SHORT PROBLEM | Copy out all of the data below with no alterations.
-- BEGIN PROVIDED RECORDS --
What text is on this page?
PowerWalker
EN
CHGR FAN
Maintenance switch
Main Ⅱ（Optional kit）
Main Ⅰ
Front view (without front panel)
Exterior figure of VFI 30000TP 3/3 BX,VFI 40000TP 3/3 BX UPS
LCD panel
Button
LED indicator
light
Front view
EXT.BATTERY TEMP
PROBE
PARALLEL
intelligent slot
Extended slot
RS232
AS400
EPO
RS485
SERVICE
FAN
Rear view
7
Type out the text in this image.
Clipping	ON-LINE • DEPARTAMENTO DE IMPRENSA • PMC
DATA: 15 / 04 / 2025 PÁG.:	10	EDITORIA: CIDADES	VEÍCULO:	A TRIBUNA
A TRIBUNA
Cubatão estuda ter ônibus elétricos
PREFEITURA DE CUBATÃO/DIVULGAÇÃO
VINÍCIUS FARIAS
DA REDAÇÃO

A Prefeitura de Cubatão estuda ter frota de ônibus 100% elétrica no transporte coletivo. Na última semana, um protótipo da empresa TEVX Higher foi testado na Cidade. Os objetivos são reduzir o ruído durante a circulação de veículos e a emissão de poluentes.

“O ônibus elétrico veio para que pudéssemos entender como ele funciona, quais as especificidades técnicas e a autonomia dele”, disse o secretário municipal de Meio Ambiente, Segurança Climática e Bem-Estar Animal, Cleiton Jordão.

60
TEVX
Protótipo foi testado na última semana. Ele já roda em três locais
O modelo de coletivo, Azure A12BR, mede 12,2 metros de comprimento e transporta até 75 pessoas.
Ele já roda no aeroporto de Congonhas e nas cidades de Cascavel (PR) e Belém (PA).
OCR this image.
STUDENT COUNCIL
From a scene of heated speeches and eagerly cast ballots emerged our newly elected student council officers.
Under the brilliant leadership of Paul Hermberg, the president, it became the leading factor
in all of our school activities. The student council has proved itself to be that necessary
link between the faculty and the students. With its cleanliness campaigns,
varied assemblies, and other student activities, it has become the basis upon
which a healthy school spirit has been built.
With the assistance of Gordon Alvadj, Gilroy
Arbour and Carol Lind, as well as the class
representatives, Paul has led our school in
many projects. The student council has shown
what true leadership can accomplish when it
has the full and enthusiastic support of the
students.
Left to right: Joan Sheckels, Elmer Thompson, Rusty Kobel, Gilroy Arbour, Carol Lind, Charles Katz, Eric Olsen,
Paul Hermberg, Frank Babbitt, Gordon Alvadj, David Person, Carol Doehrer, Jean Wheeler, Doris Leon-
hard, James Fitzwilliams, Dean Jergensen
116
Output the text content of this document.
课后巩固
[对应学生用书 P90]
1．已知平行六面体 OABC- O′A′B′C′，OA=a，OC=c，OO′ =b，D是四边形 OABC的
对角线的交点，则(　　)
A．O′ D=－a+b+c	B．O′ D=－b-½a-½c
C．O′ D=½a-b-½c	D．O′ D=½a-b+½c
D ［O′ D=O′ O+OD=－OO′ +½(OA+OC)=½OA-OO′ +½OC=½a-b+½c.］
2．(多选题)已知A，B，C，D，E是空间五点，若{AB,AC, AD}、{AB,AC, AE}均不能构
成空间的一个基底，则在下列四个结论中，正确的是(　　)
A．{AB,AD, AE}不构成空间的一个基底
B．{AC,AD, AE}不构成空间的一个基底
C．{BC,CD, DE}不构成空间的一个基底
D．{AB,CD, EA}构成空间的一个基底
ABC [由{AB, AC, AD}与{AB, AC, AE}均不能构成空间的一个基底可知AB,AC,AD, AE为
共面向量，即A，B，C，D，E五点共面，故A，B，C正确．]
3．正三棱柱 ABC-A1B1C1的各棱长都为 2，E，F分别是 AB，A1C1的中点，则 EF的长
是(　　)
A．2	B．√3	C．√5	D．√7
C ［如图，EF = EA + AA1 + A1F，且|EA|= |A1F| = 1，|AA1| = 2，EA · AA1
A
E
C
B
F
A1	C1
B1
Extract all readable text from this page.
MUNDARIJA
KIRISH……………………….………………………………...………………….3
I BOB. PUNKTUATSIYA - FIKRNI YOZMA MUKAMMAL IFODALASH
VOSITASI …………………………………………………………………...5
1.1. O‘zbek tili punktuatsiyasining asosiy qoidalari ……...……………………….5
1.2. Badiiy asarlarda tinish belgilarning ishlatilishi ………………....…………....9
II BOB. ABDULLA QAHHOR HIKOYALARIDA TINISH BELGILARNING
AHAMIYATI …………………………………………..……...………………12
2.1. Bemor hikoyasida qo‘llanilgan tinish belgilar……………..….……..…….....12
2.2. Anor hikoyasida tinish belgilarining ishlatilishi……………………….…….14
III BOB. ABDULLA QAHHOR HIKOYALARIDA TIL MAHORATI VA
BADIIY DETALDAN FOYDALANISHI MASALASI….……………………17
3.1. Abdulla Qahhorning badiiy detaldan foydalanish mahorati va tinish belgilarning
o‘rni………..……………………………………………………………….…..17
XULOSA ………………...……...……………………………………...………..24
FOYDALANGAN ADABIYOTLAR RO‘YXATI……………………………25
-- END PROVIDED RECORDS --
TASK ANSWER |
What text is on this page?
PowerWalker
EN
CHGR FAN
Maintenance switch
Main Ⅱ（Optional kit）
Main Ⅰ
Front view (without front panel)
Exterior figure of VFI 30000TP 3/3 BX,VFI 40000TP 3/3 BX UPS
LCD panel
Button
LED indicator
light
Front view
EXT.BATTERY TEMP
PROBE
PARALLEL
intelligent slot
Extended slot
RS232
AS400
EPO
RS485
SERVICE
FAN
Rear view
7
Type out the text in this image.
Clipping	ON-LINE • DEPARTAMENTO DE IMPRENSA • PMC
DATA: 15 / 04 / 2025 PÁG.:	10	EDITORIA: CIDADES	VEÍCULO:	A TRIBUNA
A TRIBUNA
Cubatão estuda ter ônibus elétricos
PREFEITURA DE CUBATÃO/DIVULGAÇÃO
VINÍCIUS FARIAS
DA REDAÇÃO

A Prefeitura de Cubatão estuda ter frota de ônibus 100% elétrica no transporte coletivo. Na última semana, um protótipo da empresa TEVX Higher foi testado na Cidade. Os objetivos são reduzir o ruído durante a circulação de veículos e a emissão de poluentes.

“O ônibus elétrico veio para que pudéssemos entender como ele funciona, quais as especificidades técnicas e a autonomia dele”, disse o secretário municipal de Meio Ambiente, Segurança Climática e Bem-Estar Animal, Cleiton Jordão.

60
TEVX
Protótipo foi testado na última semana. Ele já roda em três locais
O modelo de coletivo, Azure A12BR, mede 12,2 metros de comprimento e transporta até 75 pessoas.
Ele já roda no aeroporto de Congonhas e nas cidades de Cascavel (PR) e Belém (PA).
OCR this image.
STUDENT COUNCIL
From a scene of heated speeches and eagerly cast ballots emerged our newly elected student council officers.
Under the brilliant leadership of Paul Hermberg, the president, it became the leading factor
in all of our school activities. The student council has proved itself to be that necessary
link between the faculty and the students. With its cleanliness campaigns,
varied assemblies, and other student activities, it has become the basis upon
which a healthy school spirit has been built.
With the assistance of Gordon Alvadj, Gilroy
Arbour and Carol Lind, as well as the class
representatives, Paul has led our school in
many projects. The student council has shown
what true leadership can accomplish when it
has the full and enthusiastic support of the
students.
Left to right: Joan Sheckels, Elmer Thompson, Rusty Kobel, Gilroy Arbour, Carol Lind, Charles Katz, Eric Olsen,
Paul Hermberg, Frank Babbitt, Gordon Alvadj, David Person, Carol Doehrer, Jean Wheeler, Doris Leon-
hard, James Fitzwilliams, Dean Jergensen
116
Output the text content of this document.
课后巩固
[对应学生用书 P90]
1．已知平行六面体 OABC- O′A′B′C′，OA=a，OC=c，OO′ =b，D是四边形 OABC的
对角线的交点，则(　　)
A．O′ D=－a+b+c	B．O′ D=－b-½a-½c
C．O′ D=½a-b-½c	D．O′ D=½a-b+½c
D ［O′ D=O′ O+OD=－OO′ +½(OA+OC)=½OA-OO′ +½OC=½a-b+½c.］
2．(多选题)已知A，B，C，D，E是空间五点，若{AB,AC, AD}、{AB,AC, AE}均不能构
成空间的一个基底，则在下列四个结论中，正确的是(　　)
A．{AB,AD, AE}不构成空间的一个基底
B．{AC,AD, AE}不构成空间的一个基底
C．{BC,CD, DE}不构成空间的一个基底
D．{AB,CD, EA}构成空间的一个基底
ABC [由{AB, AC, AD}与{AB, AC, AE}均不能构成空间的一个基底可知AB,AC,AD, AE为
共面向量，即A，B，C，D，E五点共面，故A，B，C正确．]
3．正三棱柱 ABC-A1B1C1的各棱长都为 2，E，F分别是 AB，A1C1的中点，则 EF的长
是(　　)
A．2	B．√3	C．√5	D．√7
C ［如图，EF = EA + AA1 + A1F，且|EA|= |A1F| = 1，|AA1| = 2，EA · AA1
A
E
C
B
F
A1	C1
B1
Extract all readable text from this page.
MUNDARIJA
KIRISH……………………….………………………………...………………….3
I BOB. PUNKTUATSIYA - FIKRNI YOZMA MUKAMMAL IFODALASH
VOSITASI …………………………………………………………………...5
1.1. O‘zbek tili punktuatsiyasining asosiy qoidalari ……...……………………….5
1.2. Badiiy asarlarda tinish belgilarning ishlatilishi ………………....…………....9
II BOB. ABDULLA QAHHOR HIKOYALARIDA TINISH BELGILARNING
AHAMIYATI …………………………………………..……...………………12
2.1. Bemor hikoyasida qo‘llanilgan tinish belgilar……………..….……..…….....12
2.2. Anor hikoyasida tinish belgilarining ishlatilishi……………………….…….14
III BOB. ABDULLA QAHHOR HIKOYALARIDA TIL MAHORATI VA
BADIIY DETALDAN FOYDALANISHI MASALASI….……………………17
3.1. Abdulla Qahhorning badiiy detaldan foydalanish mahorati va tinish belgilarning
o‘rni………..……………………………………………………………….…..17
XULOSA ………………...……...……………………………………...………..24
FOYDALANGAN ADABIYOTLAR RO‘YXATI……………………………25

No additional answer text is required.